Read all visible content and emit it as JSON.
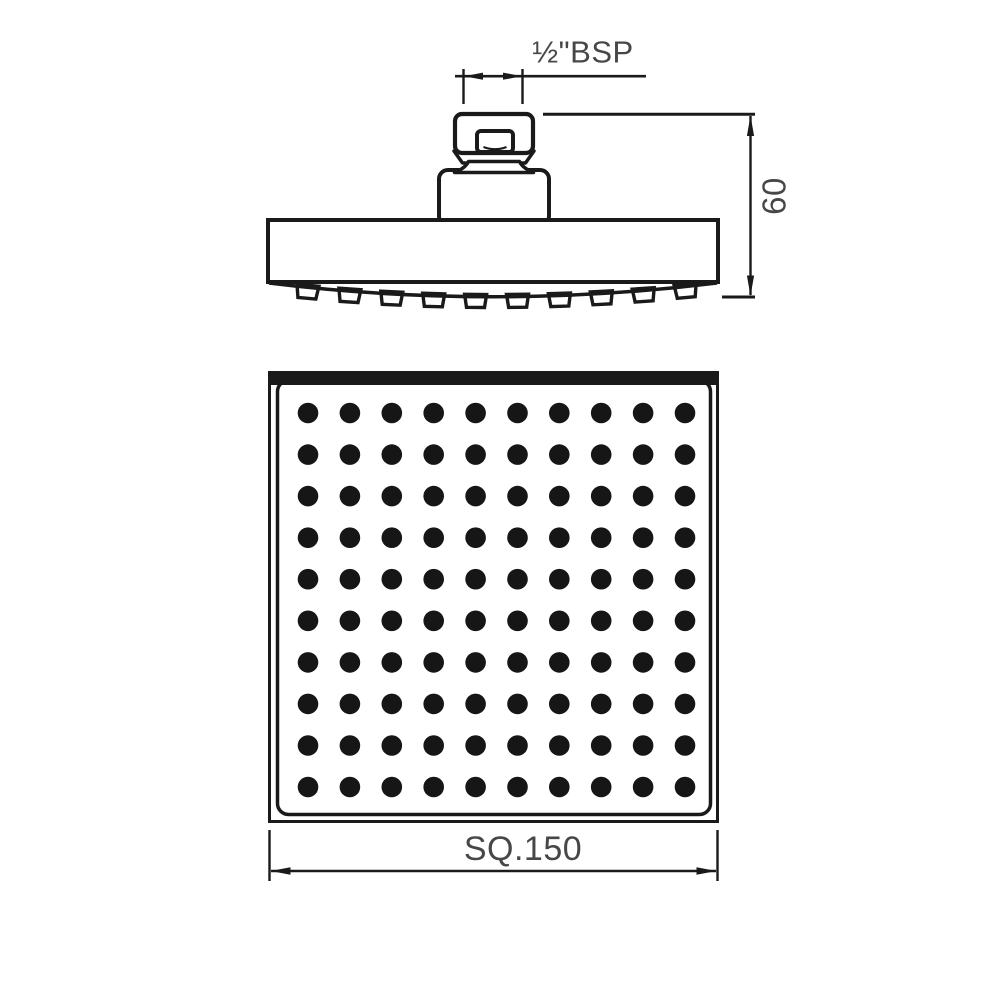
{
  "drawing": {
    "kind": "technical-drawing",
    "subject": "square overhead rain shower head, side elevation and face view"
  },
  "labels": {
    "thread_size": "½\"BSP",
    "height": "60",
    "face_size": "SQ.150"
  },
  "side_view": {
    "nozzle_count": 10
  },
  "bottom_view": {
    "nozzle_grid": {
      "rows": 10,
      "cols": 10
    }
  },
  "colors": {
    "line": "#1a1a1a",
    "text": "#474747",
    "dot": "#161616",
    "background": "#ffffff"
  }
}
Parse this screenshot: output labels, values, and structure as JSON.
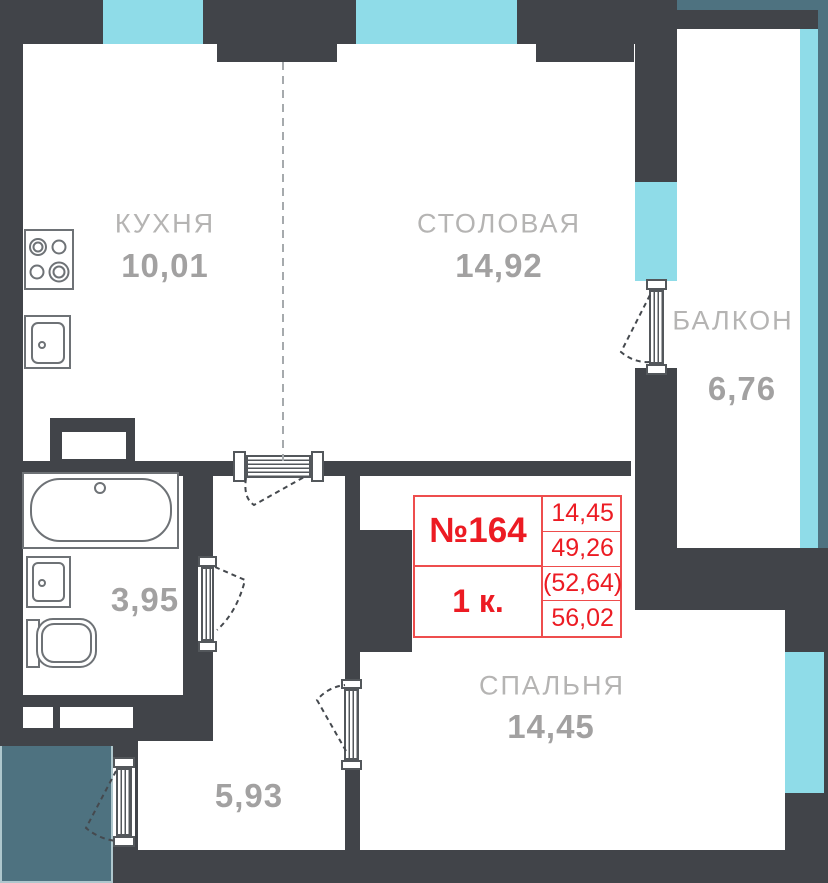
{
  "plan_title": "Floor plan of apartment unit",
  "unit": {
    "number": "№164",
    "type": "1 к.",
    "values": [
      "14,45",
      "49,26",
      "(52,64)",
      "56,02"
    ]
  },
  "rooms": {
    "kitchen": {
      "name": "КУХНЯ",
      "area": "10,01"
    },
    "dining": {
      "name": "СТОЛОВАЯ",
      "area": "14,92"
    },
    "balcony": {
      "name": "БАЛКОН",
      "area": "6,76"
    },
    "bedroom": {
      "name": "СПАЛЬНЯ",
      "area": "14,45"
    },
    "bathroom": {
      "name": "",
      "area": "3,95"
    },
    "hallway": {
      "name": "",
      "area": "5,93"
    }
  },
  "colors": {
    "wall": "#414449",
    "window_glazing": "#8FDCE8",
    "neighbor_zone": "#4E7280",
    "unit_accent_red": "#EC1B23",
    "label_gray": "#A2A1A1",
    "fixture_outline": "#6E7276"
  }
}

○ ○ ○ ○ ○

- Direction -
Print each record exactly as it stands, leaving the images out.

- Task answer -
Read all visible content and emit it as JSON.
{
  "drawing": {
    "kind": "technical-drawing",
    "subject": "square overhead rain shower head, side elevation and face view"
  },
  "labels": {
    "thread_size": "½\"BSP",
    "height": "60",
    "face_size": "SQ.150"
  },
  "side_view": {
    "nozzle_count": 10
  },
  "bottom_view": {
    "nozzle_grid": {
      "rows": 10,
      "cols": 10
    }
  },
  "colors": {
    "line": "#1a1a1a",
    "text": "#474747",
    "dot": "#161616",
    "background": "#ffffff"
  }
}
Parse this screenshot: output labels, values, and structure as JSON.
{
  "plan_title": "Floor plan of apartment unit",
  "unit": {
    "number": "№164",
    "type": "1 к.",
    "values": [
      "14,45",
      "49,26",
      "(52,64)",
      "56,02"
    ]
  },
  "rooms": {
    "kitchen": {
      "name": "КУХНЯ",
      "area": "10,01"
    },
    "dining": {
      "name": "СТОЛОВАЯ",
      "area": "14,92"
    },
    "balcony": {
      "name": "БАЛКОН",
      "area": "6,76"
    },
    "bedroom": {
      "name": "СПАЛЬНЯ",
      "area": "14,45"
    },
    "bathroom": {
      "name": "",
      "area": "3,95"
    },
    "hallway": {
      "name": "",
      "area": "5,93"
    }
  },
  "colors": {
    "wall": "#414449",
    "window_glazing": "#8FDCE8",
    "neighbor_zone": "#4E7280",
    "unit_accent_red": "#EC1B23",
    "label_gray": "#A2A1A1",
    "fixture_outline": "#6E7276"
  }
}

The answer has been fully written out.